## Set problem:
Filter the listing below, copying every line in which the word "marker" appears.

Dataset listings of figures:
┄┄┄┄┄┄

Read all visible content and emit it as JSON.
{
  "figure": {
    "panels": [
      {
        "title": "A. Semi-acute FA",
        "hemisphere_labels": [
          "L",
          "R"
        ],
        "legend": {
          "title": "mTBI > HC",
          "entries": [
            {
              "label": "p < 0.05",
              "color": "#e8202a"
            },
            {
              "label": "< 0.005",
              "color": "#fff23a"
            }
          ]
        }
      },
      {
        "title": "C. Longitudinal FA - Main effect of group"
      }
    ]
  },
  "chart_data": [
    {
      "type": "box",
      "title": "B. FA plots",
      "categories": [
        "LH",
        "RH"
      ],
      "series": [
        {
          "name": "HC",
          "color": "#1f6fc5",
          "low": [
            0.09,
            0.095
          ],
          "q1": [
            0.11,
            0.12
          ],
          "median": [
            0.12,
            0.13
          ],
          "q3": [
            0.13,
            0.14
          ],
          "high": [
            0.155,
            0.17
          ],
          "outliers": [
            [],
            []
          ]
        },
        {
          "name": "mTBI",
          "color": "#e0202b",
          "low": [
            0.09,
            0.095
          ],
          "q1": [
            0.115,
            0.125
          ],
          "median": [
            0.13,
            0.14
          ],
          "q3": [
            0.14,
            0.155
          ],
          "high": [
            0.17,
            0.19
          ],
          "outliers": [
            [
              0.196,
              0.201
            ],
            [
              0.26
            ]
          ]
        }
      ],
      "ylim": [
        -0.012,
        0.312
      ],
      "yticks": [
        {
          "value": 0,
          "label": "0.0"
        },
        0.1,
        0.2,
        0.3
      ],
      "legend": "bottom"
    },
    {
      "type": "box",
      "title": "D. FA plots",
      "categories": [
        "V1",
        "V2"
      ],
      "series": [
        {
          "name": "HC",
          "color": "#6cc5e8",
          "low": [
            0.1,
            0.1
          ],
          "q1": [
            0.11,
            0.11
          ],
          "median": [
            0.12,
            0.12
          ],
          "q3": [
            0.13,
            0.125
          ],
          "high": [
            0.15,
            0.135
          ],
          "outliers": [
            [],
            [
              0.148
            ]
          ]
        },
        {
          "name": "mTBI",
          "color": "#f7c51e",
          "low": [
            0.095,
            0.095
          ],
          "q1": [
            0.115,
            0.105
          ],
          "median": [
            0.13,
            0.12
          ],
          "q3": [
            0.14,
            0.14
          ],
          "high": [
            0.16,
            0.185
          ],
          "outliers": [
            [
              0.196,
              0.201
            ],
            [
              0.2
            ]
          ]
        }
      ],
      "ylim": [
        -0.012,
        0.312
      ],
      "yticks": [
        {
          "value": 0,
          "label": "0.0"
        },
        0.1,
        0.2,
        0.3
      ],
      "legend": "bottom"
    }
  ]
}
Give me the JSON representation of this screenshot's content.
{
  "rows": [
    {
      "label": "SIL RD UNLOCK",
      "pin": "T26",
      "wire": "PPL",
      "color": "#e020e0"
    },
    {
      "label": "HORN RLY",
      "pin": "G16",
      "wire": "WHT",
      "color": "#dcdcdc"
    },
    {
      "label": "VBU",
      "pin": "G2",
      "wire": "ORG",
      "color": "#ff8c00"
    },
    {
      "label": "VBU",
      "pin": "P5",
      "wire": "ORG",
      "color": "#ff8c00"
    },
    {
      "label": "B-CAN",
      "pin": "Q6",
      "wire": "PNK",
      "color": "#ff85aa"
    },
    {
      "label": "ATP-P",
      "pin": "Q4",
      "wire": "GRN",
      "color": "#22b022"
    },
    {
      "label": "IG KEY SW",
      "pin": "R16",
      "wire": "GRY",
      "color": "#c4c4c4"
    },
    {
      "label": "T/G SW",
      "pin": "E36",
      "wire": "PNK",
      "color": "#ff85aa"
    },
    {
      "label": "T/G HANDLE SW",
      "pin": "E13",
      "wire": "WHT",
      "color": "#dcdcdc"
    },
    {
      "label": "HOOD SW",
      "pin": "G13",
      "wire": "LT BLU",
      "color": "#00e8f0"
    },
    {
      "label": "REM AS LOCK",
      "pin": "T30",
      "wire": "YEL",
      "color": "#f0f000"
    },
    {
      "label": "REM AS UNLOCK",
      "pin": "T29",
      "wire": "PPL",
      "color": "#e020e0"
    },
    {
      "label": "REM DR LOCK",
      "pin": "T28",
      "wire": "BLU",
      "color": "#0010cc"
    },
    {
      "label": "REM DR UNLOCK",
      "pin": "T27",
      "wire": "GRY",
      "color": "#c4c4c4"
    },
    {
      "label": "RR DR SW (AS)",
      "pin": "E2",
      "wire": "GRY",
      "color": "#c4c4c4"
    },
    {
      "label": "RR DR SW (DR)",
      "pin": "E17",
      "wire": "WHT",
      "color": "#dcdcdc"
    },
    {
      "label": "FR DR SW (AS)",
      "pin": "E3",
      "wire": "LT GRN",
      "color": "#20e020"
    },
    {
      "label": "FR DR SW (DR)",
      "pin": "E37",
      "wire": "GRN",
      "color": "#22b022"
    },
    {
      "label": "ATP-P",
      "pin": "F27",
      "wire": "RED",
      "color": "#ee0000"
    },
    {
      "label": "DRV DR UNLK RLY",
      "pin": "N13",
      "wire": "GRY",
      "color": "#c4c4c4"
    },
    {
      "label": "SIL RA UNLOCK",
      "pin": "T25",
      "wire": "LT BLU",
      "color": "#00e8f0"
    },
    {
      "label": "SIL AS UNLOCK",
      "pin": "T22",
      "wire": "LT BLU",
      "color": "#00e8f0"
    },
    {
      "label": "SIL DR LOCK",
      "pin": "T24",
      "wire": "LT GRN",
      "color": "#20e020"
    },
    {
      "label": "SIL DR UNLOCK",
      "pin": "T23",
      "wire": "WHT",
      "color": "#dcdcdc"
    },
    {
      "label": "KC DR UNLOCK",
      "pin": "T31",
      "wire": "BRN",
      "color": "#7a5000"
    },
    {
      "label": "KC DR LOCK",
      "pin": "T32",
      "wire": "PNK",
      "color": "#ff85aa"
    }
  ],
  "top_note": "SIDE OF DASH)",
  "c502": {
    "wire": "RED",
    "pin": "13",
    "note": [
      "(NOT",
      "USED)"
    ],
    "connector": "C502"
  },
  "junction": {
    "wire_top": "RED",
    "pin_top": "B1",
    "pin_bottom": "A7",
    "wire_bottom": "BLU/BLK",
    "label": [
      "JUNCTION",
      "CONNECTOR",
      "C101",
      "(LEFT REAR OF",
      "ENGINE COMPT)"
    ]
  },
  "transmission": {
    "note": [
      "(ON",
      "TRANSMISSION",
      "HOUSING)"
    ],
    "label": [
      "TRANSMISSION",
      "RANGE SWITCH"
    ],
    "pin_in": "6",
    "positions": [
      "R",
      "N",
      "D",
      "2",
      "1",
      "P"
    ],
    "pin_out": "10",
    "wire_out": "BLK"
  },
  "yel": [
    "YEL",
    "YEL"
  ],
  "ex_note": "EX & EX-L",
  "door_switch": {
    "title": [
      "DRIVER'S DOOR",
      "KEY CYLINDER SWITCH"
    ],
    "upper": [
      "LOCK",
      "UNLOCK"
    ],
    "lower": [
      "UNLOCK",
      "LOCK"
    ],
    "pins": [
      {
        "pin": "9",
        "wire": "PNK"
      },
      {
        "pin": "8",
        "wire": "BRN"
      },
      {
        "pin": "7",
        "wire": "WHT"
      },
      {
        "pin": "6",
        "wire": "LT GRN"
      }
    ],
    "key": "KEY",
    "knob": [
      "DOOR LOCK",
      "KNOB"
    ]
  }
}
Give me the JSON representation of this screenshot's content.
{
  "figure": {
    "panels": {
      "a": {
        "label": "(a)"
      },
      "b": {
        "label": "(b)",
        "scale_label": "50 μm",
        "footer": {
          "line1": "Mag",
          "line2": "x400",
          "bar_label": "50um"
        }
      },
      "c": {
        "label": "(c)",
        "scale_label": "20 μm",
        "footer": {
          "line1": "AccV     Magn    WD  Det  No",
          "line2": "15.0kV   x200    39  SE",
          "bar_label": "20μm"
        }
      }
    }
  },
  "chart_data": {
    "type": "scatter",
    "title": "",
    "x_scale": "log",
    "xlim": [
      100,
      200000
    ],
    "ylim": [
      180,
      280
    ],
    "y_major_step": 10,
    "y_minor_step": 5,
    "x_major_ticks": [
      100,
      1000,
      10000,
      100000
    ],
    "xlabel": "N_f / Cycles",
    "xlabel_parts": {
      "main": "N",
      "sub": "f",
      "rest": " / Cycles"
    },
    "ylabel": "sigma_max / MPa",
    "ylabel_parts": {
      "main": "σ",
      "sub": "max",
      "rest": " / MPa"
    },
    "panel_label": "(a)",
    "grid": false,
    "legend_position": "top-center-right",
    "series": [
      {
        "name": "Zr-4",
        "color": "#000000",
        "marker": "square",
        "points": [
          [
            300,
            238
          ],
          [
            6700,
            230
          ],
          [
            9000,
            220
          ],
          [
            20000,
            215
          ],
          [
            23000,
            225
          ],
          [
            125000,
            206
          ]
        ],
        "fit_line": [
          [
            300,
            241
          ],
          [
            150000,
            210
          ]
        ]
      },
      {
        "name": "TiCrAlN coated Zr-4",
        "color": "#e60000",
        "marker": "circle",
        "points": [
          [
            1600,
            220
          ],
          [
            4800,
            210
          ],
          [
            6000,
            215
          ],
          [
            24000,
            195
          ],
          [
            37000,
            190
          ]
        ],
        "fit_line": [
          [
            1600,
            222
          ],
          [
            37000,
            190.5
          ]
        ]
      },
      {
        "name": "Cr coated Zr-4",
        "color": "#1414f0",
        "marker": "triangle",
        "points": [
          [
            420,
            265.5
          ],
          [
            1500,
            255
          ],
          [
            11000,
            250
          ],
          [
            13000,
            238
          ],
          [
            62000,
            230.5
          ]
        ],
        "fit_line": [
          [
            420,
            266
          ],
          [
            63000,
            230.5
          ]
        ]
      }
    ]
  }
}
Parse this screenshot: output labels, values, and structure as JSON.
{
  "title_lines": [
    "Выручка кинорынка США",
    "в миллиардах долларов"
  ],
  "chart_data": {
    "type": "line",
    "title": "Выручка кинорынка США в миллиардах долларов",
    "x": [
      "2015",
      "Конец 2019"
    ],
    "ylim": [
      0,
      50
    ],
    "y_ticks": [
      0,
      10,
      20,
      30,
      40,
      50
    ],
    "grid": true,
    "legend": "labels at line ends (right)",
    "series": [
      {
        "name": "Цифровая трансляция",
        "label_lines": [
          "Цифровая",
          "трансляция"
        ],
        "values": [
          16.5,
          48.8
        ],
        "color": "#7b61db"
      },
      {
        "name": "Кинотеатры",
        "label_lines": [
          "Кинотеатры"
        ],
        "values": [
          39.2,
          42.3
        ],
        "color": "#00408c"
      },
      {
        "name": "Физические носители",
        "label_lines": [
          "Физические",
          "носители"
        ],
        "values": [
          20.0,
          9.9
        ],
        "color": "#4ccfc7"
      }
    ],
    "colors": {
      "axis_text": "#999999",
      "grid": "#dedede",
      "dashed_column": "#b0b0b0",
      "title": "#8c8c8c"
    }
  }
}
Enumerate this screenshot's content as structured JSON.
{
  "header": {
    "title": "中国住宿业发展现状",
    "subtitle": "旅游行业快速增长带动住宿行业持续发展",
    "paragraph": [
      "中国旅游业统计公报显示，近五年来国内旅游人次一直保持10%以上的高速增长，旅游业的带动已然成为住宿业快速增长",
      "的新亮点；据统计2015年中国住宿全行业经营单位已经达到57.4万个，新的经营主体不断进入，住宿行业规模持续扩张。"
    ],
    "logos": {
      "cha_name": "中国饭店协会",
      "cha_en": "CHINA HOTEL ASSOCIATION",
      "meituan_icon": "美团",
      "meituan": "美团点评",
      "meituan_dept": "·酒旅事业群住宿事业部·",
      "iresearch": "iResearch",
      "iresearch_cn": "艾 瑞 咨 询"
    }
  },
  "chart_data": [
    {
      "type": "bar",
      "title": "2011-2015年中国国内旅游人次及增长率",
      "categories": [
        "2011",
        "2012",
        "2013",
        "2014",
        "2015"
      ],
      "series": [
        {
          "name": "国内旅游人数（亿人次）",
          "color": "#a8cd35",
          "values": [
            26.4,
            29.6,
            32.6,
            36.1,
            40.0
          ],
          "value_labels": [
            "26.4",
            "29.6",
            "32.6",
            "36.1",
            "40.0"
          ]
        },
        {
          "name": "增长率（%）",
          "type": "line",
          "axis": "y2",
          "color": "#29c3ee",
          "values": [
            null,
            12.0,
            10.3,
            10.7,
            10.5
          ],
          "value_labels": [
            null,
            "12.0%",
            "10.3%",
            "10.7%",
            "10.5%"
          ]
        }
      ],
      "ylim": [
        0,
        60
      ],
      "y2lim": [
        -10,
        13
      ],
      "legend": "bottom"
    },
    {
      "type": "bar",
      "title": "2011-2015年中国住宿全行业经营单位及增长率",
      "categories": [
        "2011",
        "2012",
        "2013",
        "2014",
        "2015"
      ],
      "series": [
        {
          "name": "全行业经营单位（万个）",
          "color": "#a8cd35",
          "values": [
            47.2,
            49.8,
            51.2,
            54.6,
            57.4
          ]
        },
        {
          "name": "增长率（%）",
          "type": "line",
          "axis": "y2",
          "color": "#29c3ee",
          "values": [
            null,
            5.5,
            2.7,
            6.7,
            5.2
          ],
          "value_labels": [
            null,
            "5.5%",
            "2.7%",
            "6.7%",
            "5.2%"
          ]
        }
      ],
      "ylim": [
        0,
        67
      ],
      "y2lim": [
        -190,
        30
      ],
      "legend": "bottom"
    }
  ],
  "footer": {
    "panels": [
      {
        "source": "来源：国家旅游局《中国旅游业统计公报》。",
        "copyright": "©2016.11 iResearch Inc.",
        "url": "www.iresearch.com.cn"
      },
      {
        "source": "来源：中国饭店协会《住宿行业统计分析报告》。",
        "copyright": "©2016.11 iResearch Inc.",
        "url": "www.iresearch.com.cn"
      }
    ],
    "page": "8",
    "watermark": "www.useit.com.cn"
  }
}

┄┄┄┄┄┄

## Written response:
        "marker": "square",
        "marker": "circle",
        "marker": "triangle",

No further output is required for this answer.